- [WHAT YOU SHOULD DO]: Identify each line below containing the string "text" and copy it.

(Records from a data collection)

□ □ □ □ □ □ □

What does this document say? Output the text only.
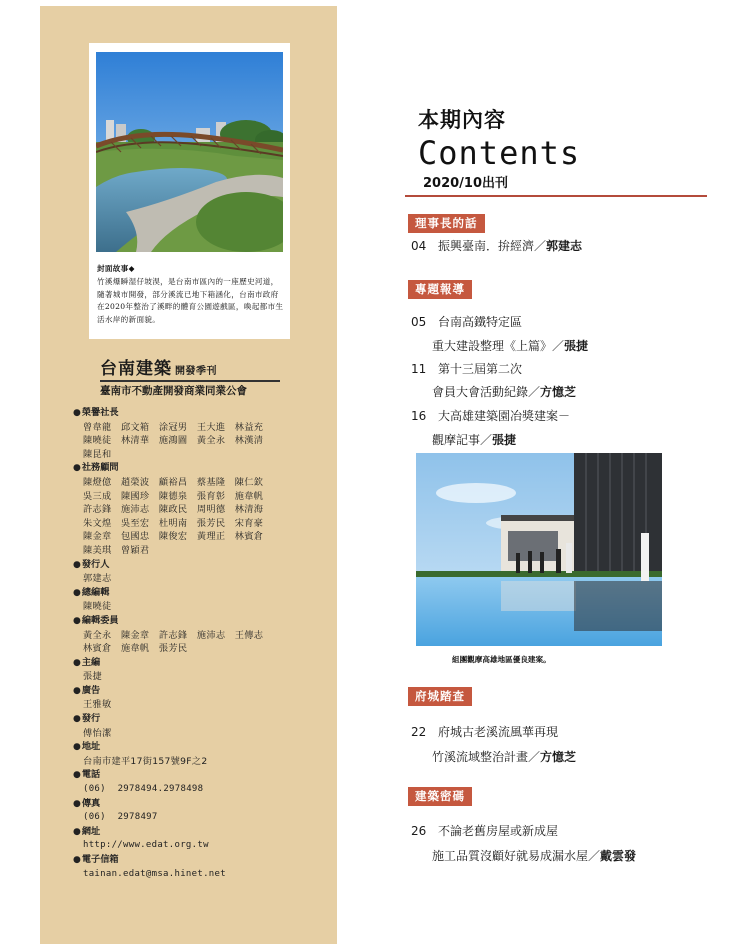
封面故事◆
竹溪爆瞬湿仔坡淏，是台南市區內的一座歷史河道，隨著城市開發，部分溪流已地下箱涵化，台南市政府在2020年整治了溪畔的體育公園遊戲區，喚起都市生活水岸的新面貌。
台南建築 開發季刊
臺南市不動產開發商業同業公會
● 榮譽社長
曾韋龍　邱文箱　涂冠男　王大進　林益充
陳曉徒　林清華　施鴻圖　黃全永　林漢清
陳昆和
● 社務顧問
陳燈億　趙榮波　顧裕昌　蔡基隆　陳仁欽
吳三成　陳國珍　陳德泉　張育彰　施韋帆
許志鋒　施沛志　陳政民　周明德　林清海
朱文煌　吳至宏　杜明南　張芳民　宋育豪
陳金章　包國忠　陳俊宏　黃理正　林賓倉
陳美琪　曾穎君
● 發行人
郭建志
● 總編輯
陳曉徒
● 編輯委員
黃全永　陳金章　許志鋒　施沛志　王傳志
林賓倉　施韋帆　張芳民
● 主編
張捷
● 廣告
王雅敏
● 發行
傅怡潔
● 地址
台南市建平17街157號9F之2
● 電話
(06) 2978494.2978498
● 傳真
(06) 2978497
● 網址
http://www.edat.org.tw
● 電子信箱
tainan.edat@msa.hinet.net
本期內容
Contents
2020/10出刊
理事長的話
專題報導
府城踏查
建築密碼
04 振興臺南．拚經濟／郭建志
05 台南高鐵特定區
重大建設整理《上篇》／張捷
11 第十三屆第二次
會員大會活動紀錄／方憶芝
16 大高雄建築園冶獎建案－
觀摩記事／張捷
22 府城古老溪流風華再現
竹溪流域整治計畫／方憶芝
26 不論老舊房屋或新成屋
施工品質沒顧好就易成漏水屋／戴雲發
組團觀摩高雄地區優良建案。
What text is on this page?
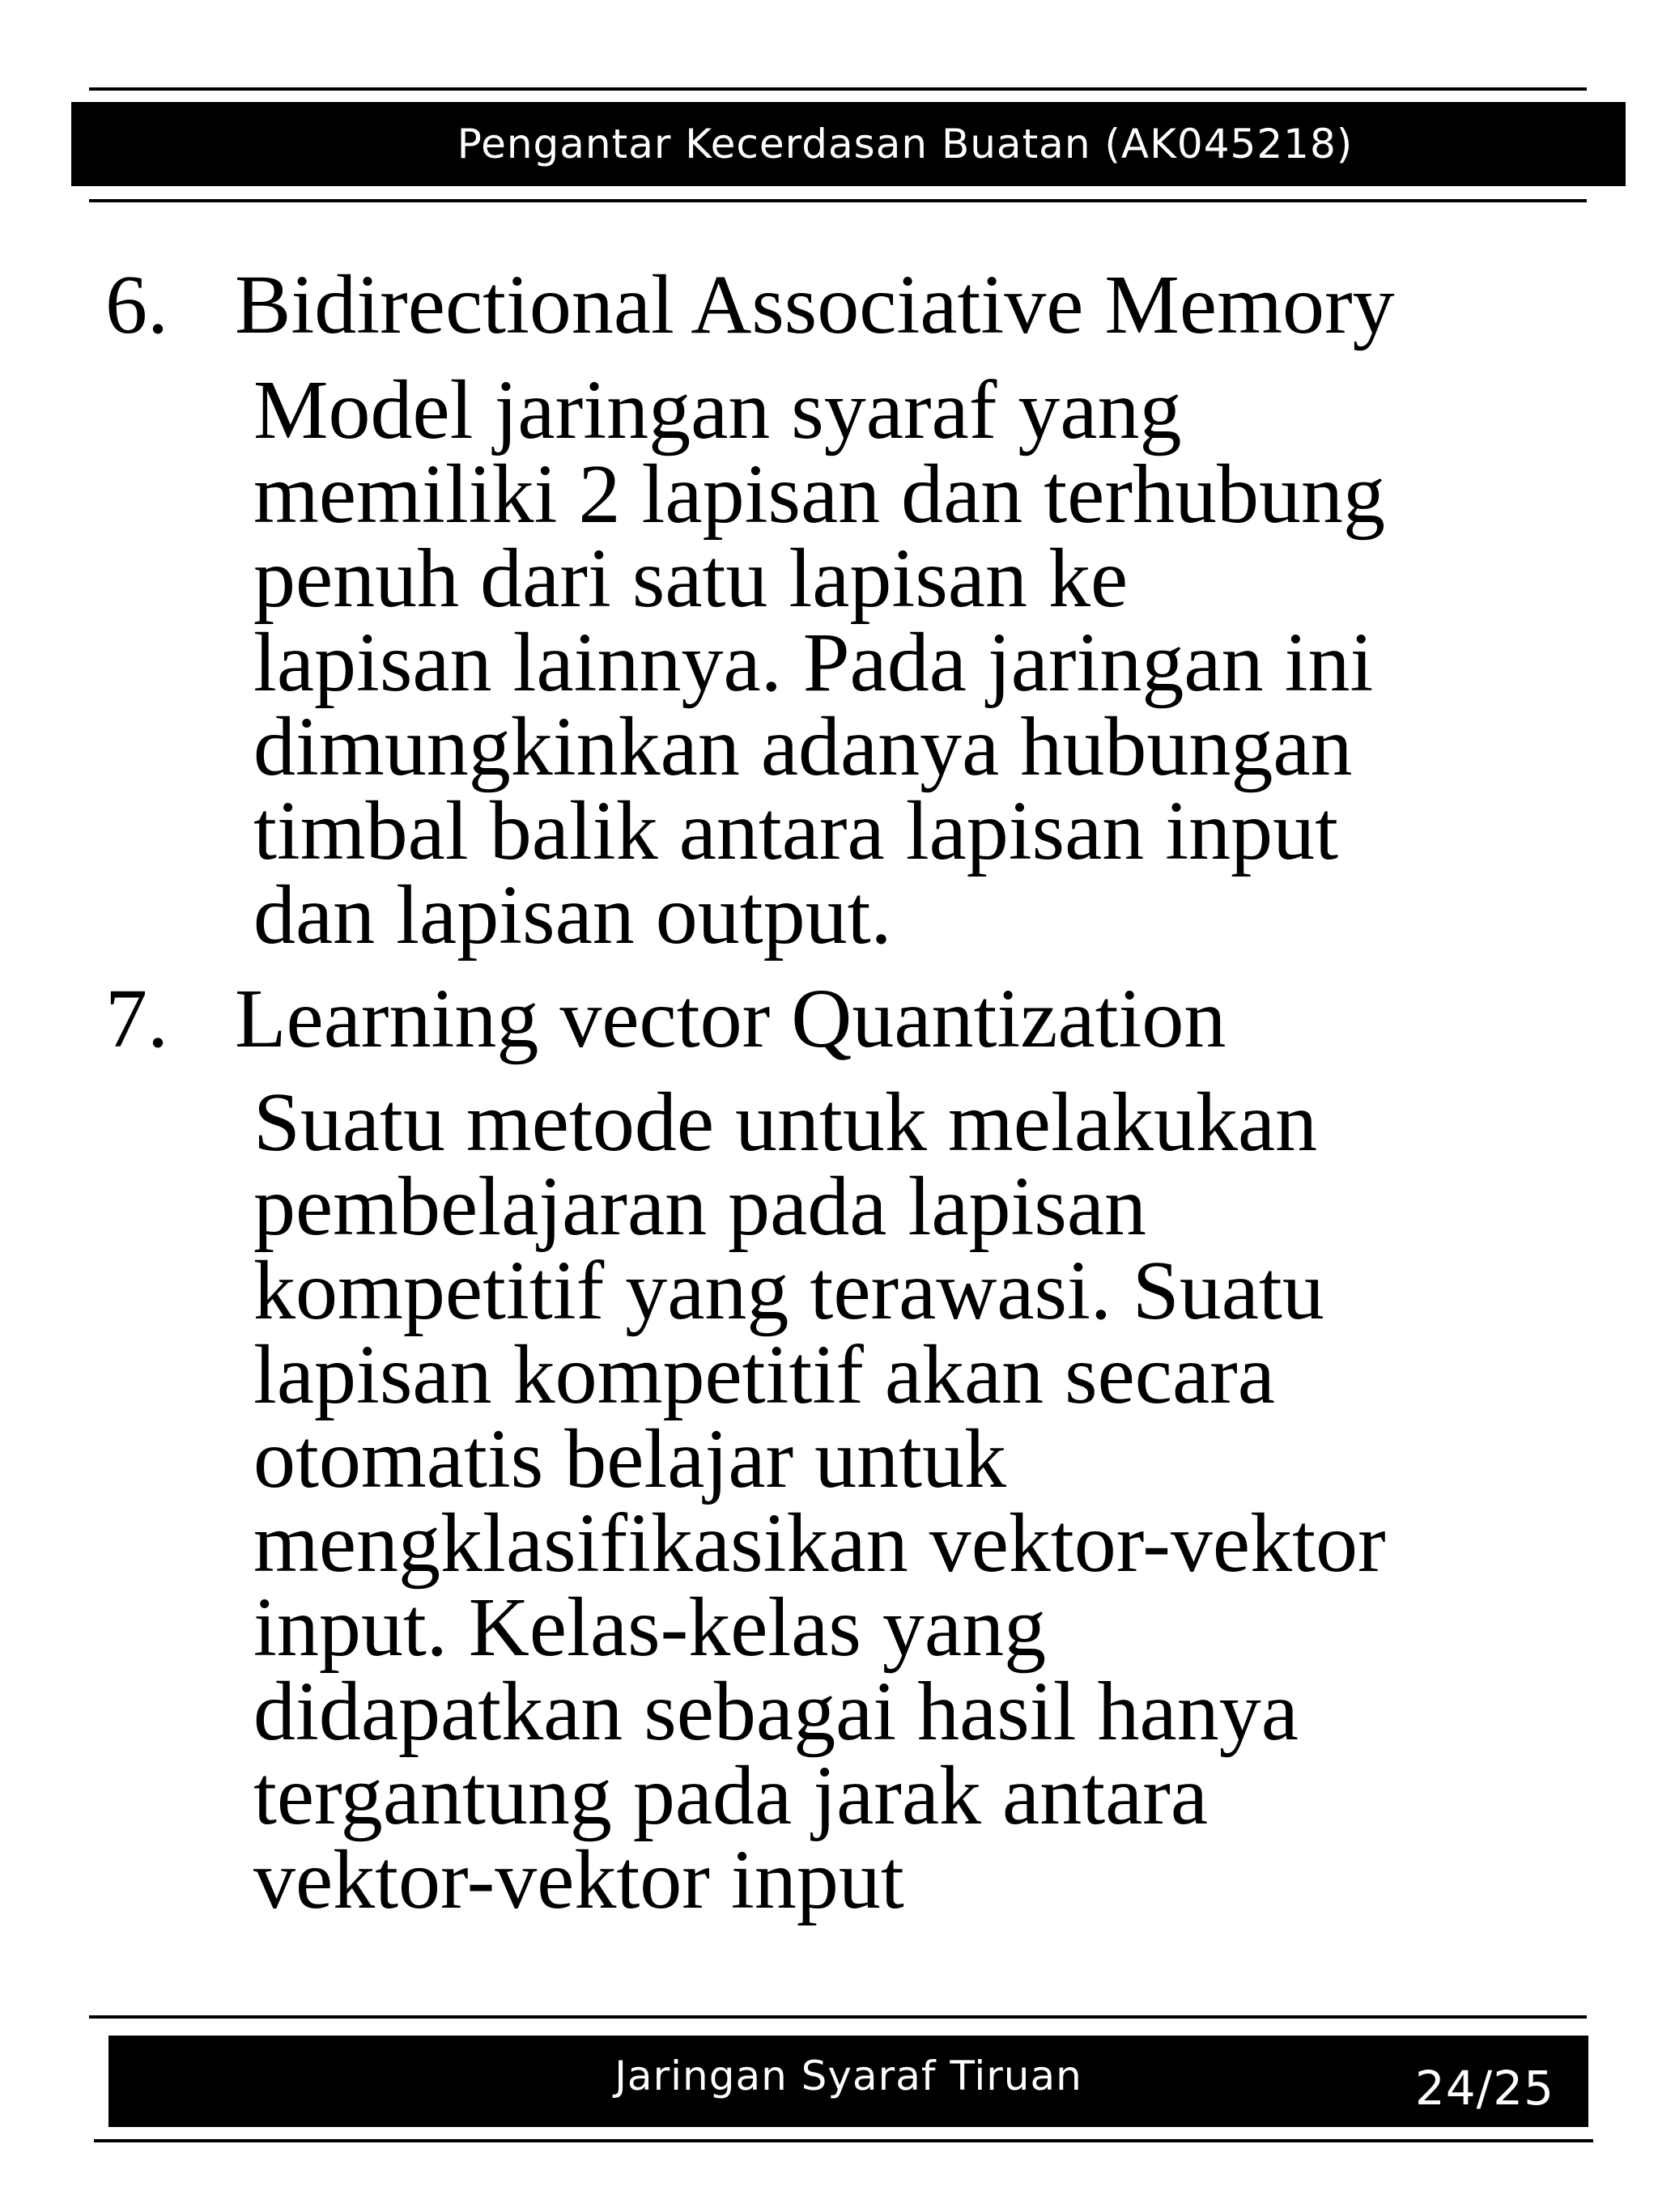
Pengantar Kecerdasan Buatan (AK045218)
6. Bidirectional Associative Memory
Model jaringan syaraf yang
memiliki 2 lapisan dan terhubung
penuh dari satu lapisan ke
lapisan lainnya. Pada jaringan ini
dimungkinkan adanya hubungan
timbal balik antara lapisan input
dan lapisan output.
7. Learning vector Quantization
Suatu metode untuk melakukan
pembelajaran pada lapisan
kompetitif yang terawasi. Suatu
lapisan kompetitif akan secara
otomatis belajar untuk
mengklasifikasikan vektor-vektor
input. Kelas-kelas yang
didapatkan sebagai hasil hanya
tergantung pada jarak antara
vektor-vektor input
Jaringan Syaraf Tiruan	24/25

□ □ □ □ □ □ □

- [RESULT FOR THIS EXERCISE]:
What does this document say? Output the text only.
What text is on this page?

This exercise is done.